• **Given instruction**:
Records follow. Copy every line with "celu".

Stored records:
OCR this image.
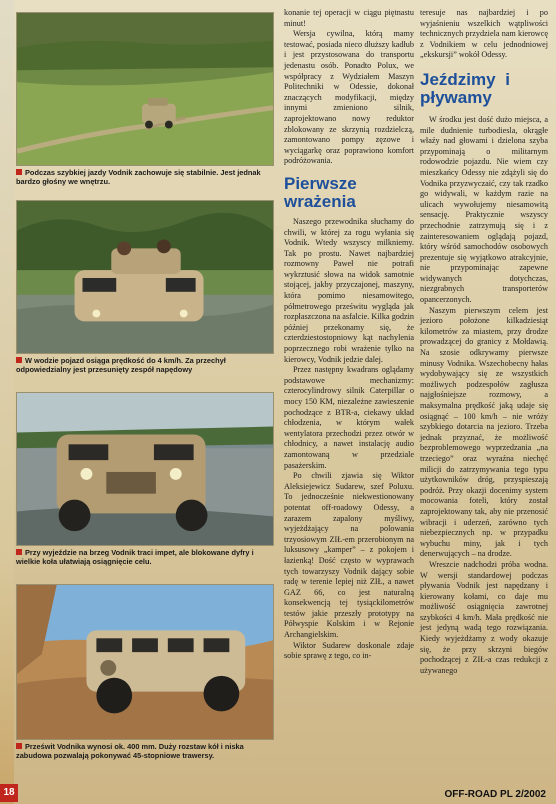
Podczas szybkiej jazdy Vodnik zachowuje się stabilnie. Jest jednak bardzo głośny we wnętrzu.
W wodzie pojazd osiąga prędkość do 4 km/h. Za przechył odpowiedzialny jest przesunięty zespół napędowy
Przy wyjeździe na brzeg Vodnik traci impet, ale blokowane dyfry i wielkie koła ułatwiają osiągnięcie celu.
Prześwit Vodnika wynosi ok. 400 mm. Duży rozstaw kół i niska zabudowa pozwalają pokonywać 45-stopniowe trawersy.

konanie tej operacji w ciągu piętnastu minut!

Wersja cywilna, którą mamy testować, posiada nieco dłuższy kadłub i jest przystosowana do transportu jedenastu osób. Ponadto Polux, we współpracy z Wydziałem Maszyn Politechniki w Odessie, dokonał znaczących modyfikacji, między innymi zmieniono silnik, zaprojektowano nowy reduktor zblokowany ze skrzynią rozdzielczą, zamontowano pompy zęzowe i wyciągarkę oraz poprawiono komfort podróżowania.

Pierwsze wrażenia

Naszego przewodnika słuchamy do chwili, w której za rogu wyłania się Vodnik. Wtedy wszyscy milkniemy. Tak po prostu. Nawet najbardziej rozmowny Paweł nie potrafi wykrztusić słowa na widok samotnie stojącej, jakby przyczajonej, maszyny, która pomimo niesamowitego, półmetrowego prześwitu wygląda jak rozpłaszczona na asfalcie. Kilka godzin później przekonamy się, że czterdziestostopniowy kąt nachylenia poprzecznego robi wrażenie tylko na kierowcy, Vodnik jedzie dalej.

Przez następny kwadrans oglądamy podstawowe mechanizmy: czterocylindrowy silnik Caterpillar o mocy 150 KM, niezależne zawieszenie pochodzące z BTR-a, ciekawy układ chłodzenia, w którym wałek wentylatora przechodzi przez otwór w chłodnicy, a nawet instalację audio zamontowaną w przedziale pasażerskim.

Po chwili zjawia się Wiktor Aleksiejewicz Sudarew, szef Poluxu. To jednocześnie niekwestionowany potentat off-roadowy Odessy, a zarazem zapalony myśliwy, wyjeżdżający na polowania trzyosiowym ZIŁ-em przerobionym na luksusowy „kamper” – z pokojem i łazienką! Dość często w wyprawach tych towarzyszy Vodnik dający sobie radę w terenie lepiej niż ZIŁ, a nawet GAZ 66, co jest naturalną konsekwencją tej tysiąckilometrów testów jakie przeszły prototypy na Półwyspie Kolskim i w Rejonie Archangielskim.

Wiktor Sudarew doskonale zdaje sobie sprawę z tego, co in-

teresuje nas najbardziej i po wyjaśnieniu wszelkich wątpliwości technicznych przydziela nam kierowcę z Vodnikiem w celu jednodniowej „ekskursji” wokół Odessy.

Jeździmy i pływamy

W środku jest dość dużo miejsca, a mile dudnienie turbodiesla, okrągłe właźy nad głowami i dzielona szyba przypominają o militarnym rodowodzie pojazdu. Nie wiem czy mieszkańcy Odessy nie zdążyli się do Vodnika przyzwyczaić, czy tak rzadko go widywali, w każdym razie na ulicach wywołujemy niesamowitą sensację. Praktycznie wszyscy przechodnie zatrzymują się i z zainteresowaniem oglądają pojazd, który wśród samochodów osobowych prezentuje się wyjątkowo atrakcyjnie, nie przypominając zapewne widywanych dotychczas, niezgrabnych transporterów opancerzonych.

Naszym pierwszym celem jest jezioro położone kilkadziesiąt kilometrów za miastem, przy drodze prowadzącej do granicy z Mołdawią. Na szosie odkrywamy pierwsze minusy Vodnika. Wszechobecny hałas wydobywający się ze wszystkich możliwych podzespołów zagłusza najgłośniejsze rozmowy, a maksymalna prędkość jaką udaje się osiągnąć – 100 km/h – nie wróży szybkiego dotarcia na jezioro. Trzeba jednak przyznać, że możliwość bezproblemowego wyprzedzania „na trzeciego” oraz wyraźna niechęć milicji do zatrzymywania tego typu użytkowników dróg, przyspieszają podróż. Przy okazji docenimy system mocowania foteli, który został zaprojektowany tak, aby nie przenosić wibracji i uderzeń, zarówno tych niebezpiecznych np. w przypadku wybuchu miny, jak i tych denerwujących – na drodze.

Wreszcie nadchodzi próba wodna. W wersji standardowej podczas pływania Vodnik jest napędzany i kierowany kołami, co daje mu możliwość osiągnięcia zawrotnej szybkości 4 km/h. Mała prędkość nie jest jedyną wadą tego rozwiązania. Kiedy wyjeżdżamy z wody okazuje się, że przy skrzyni biegów pochodzącej z ZIŁ-a czas redukcji z używanego

18	OFF-ROAD PL 2/2002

• **Result of the task**:
Przy wyjeździe na brzeg Vodnik traci impet, ale blokowane dyfry i wielkie koła ułatwiają osiągnięcie celu.
teresuje nas najbardziej i po wyjaśnieniu wszelkich wątpliwości technicznych przydziela nam kierowcę z Vodnikiem w celu jednodniowej „ekskursji” wokół Odessy.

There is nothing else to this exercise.